(Extracted data entries)
+---+

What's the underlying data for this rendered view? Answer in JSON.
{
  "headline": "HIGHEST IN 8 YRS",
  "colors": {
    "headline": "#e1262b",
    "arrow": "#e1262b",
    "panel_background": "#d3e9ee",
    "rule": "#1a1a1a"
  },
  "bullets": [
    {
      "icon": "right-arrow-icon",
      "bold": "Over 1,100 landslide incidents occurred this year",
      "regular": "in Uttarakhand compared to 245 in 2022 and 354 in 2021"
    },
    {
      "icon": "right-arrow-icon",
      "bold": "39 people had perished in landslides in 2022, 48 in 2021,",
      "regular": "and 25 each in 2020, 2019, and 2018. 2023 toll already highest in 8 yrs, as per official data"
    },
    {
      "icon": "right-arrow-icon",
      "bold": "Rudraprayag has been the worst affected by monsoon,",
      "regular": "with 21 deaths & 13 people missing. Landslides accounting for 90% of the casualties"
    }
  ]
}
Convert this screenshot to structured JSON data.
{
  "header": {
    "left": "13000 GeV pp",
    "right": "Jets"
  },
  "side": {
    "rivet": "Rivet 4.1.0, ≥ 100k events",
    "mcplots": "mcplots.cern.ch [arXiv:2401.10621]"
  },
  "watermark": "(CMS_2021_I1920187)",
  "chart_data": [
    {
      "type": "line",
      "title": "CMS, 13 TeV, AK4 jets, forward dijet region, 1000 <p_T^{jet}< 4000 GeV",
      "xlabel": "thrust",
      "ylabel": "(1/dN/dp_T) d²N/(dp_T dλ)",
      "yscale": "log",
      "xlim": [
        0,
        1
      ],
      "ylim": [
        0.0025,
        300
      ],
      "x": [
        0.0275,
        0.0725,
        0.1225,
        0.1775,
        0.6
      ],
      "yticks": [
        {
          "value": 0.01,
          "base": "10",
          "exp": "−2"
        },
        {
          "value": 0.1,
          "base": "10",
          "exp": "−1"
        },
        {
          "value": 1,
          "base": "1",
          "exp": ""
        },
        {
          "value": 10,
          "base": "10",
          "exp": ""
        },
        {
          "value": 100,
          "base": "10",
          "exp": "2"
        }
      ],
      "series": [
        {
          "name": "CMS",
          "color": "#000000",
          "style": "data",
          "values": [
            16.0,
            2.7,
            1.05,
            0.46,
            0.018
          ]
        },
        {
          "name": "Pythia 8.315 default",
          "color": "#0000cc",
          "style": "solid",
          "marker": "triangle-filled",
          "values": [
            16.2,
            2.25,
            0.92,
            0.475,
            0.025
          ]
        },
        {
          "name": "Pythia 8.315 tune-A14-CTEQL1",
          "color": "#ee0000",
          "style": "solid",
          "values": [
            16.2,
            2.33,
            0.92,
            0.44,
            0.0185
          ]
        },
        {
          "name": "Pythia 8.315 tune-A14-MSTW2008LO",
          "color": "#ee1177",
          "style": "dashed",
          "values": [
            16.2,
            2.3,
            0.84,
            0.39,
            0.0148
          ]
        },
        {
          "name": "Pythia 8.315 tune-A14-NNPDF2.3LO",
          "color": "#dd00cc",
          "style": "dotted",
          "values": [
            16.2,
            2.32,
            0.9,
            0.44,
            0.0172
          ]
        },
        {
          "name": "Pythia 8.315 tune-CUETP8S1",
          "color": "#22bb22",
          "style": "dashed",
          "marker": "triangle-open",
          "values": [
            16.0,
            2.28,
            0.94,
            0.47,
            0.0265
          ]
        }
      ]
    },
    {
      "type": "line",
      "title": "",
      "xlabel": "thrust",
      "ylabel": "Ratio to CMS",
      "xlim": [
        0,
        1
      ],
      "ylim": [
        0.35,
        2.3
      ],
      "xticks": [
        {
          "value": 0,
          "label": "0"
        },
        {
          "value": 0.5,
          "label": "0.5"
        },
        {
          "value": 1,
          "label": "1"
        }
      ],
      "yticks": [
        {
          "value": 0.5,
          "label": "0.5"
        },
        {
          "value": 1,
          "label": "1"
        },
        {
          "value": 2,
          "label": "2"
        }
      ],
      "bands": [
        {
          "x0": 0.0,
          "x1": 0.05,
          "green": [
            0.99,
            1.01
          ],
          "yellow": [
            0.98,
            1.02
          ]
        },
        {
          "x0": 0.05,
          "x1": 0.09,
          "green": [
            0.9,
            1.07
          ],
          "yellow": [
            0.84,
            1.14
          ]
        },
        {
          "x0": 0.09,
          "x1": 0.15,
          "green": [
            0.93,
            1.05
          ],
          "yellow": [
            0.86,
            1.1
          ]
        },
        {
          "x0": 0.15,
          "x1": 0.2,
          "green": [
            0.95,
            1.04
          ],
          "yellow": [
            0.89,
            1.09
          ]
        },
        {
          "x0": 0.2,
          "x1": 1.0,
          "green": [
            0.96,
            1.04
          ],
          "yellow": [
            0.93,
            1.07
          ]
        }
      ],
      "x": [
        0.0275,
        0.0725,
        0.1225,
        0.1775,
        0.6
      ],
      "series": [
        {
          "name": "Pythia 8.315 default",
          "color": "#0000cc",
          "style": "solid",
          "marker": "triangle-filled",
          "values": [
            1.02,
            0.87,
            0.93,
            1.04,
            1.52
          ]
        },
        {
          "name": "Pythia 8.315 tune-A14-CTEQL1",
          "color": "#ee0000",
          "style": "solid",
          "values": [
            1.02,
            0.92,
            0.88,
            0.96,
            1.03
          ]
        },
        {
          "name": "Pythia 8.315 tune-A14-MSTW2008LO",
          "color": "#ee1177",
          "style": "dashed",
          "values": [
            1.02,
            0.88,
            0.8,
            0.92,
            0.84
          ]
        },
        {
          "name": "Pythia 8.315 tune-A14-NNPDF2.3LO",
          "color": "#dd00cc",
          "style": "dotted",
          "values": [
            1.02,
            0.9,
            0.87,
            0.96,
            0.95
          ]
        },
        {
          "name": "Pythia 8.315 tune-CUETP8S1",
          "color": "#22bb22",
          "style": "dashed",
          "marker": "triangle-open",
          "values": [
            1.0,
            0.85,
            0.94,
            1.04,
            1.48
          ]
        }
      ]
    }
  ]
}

+---+

§ **What to work on**
Retype the entries exactly, including every line.

§ **Result of the exercise**
What's the underlying data for this rendered view? Answer in JSON.
{
  "headline": "HIGHEST IN 8 YRS",
  "colors": {
    "headline": "#e1262b",
    "arrow": "#e1262b",
    "panel_background": "#d3e9ee",
    "rule": "#1a1a1a"
  },
  "bullets": [
    {
      "icon": "right-arrow-icon",
      "bold": "Over 1,100 landslide incidents occurred this year",
      "regular": "in Uttarakhand compared to 245 in 2022 and 354 in 2021"
    },
    {
      "icon": "right-arrow-icon",
      "bold": "39 people had perished in landslides in 2022, 48 in 2021,",
      "regular": "and 25 each in 2020, 2019, and 2018. 2023 toll already highest in 8 yrs, as per official data"
    },
    {
      "icon": "right-arrow-icon",
      "bold": "Rudraprayag has been the worst affected by monsoon,",
      "regular": "with 21 deaths & 13 people missing. Landslides accounting for 90% of the casualties"
    }
  ]
}
Convert this screenshot to structured JSON data.
{
  "header": {
    "left": "13000 GeV pp",
    "right": "Jets"
  },
  "side": {
    "rivet": "Rivet 4.1.0, ≥ 100k events",
    "mcplots": "mcplots.cern.ch [arXiv:2401.10621]"
  },
  "watermark": "(CMS_2021_I1920187)",
  "chart_data": [
    {
      "type": "line",
      "title": "CMS, 13 TeV, AK4 jets, forward dijet region, 1000 <p_T^{jet}< 4000 GeV",
      "xlabel": "thrust",
      "ylabel": "(1/dN/dp_T) d²N/(dp_T dλ)",
      "yscale": "log",
      "xlim": [
        0,
        1
      ],
      "ylim": [
        0.0025,
        300
      ],
      "x": [
        0.0275,
        0.0725,
        0.1225,
        0.1775,
        0.6
      ],
      "yticks": [
        {
          "value": 0.01,
          "base": "10",
          "exp": "−2"
        },
        {
          "value": 0.1,
          "base": "10",
          "exp": "−1"
        },
        {
          "value": 1,
          "base": "1",
          "exp": ""
        },
        {
          "value": 10,
          "base": "10",
          "exp": ""
        },
        {
          "value": 100,
          "base": "10",
          "exp": "2"
        }
      ],
      "series": [
        {
          "name": "CMS",
          "color": "#000000",
          "style": "data",
          "values": [
            16.0,
            2.7,
            1.05,
            0.46,
            0.018
          ]
        },
        {
          "name": "Pythia 8.315 default",
          "color": "#0000cc",
          "style": "solid",
          "marker": "triangle-filled",
          "values": [
            16.2,
            2.25,
            0.92,
            0.475,
            0.025
          ]
        },
        {
          "name": "Pythia 8.315 tune-A14-CTEQL1",
          "color": "#ee0000",
          "style": "solid",
          "values": [
            16.2,
            2.33,
            0.92,
            0.44,
            0.0185
          ]
        },
        {
          "name": "Pythia 8.315 tune-A14-MSTW2008LO",
          "color": "#ee1177",
          "style": "dashed",
          "values": [
            16.2,
            2.3,
            0.84,
            0.39,
            0.0148
          ]
        },
        {
          "name": "Pythia 8.315 tune-A14-NNPDF2.3LO",
          "color": "#dd00cc",
          "style": "dotted",
          "values": [
            16.2,
            2.32,
            0.9,
            0.44,
            0.0172
          ]
        },
        {
          "name": "Pythia 8.315 tune-CUETP8S1",
          "color": "#22bb22",
          "style": "dashed",
          "marker": "triangle-open",
          "values": [
            16.0,
            2.28,
            0.94,
            0.47,
            0.0265
          ]
        }
      ]
    },
    {
      "type": "line",
      "title": "",
      "xlabel": "thrust",
      "ylabel": "Ratio to CMS",
      "xlim": [
        0,
        1
      ],
      "ylim": [
        0.35,
        2.3
      ],
      "xticks": [
        {
          "value": 0,
          "label": "0"
        },
        {
          "value": 0.5,
          "label": "0.5"
        },
        {
          "value": 1,
          "label": "1"
        }
      ],
      "yticks": [
        {
          "value": 0.5,
          "label": "0.5"
        },
        {
          "value": 1,
          "label": "1"
        },
        {
          "value": 2,
          "label": "2"
        }
      ],
      "bands": [
        {
          "x0": 0.0,
          "x1": 0.05,
          "green": [
            0.99,
            1.01
          ],
          "yellow": [
            0.98,
            1.02
          ]
        },
        {
          "x0": 0.05,
          "x1": 0.09,
          "green": [
            0.9,
            1.07
          ],
          "yellow": [
            0.84,
            1.14
          ]
        },
        {
          "x0": 0.09,
          "x1": 0.15,
          "green": [
            0.93,
            1.05
          ],
          "yellow": [
            0.86,
            1.1
          ]
        },
        {
          "x0": 0.15,
          "x1": 0.2,
          "green": [
            0.95,
            1.04
          ],
          "yellow": [
            0.89,
            1.09
          ]
        },
        {
          "x0": 0.2,
          "x1": 1.0,
          "green": [
            0.96,
            1.04
          ],
          "yellow": [
            0.93,
            1.07
          ]
        }
      ],
      "x": [
        0.0275,
        0.0725,
        0.1225,
        0.1775,
        0.6
      ],
      "series": [
        {
          "name": "Pythia 8.315 default",
          "color": "#0000cc",
          "style": "solid",
          "marker": "triangle-filled",
          "values": [
            1.02,
            0.87,
            0.93,
            1.04,
            1.52
          ]
        },
        {
          "name": "Pythia 8.315 tune-A14-CTEQL1",
          "color": "#ee0000",
          "style": "solid",
          "values": [
            1.02,
            0.92,
            0.88,
            0.96,
            1.03
          ]
        },
        {
          "name": "Pythia 8.315 tune-A14-MSTW2008LO",
          "color": "#ee1177",
          "style": "dashed",
          "values": [
            1.02,
            0.88,
            0.8,
            0.92,
            0.84
          ]
        },
        {
          "name": "Pythia 8.315 tune-A14-NNPDF2.3LO",
          "color": "#dd00cc",
          "style": "dotted",
          "values": [
            1.02,
            0.9,
            0.87,
            0.96,
            0.95
          ]
        },
        {
          "name": "Pythia 8.315 tune-CUETP8S1",
          "color": "#22bb22",
          "style": "dashed",
          "marker": "triangle-open",
          "values": [
            1.0,
            0.85,
            0.94,
            1.04,
            1.48
          ]
        }
      ]
    }
  ]
}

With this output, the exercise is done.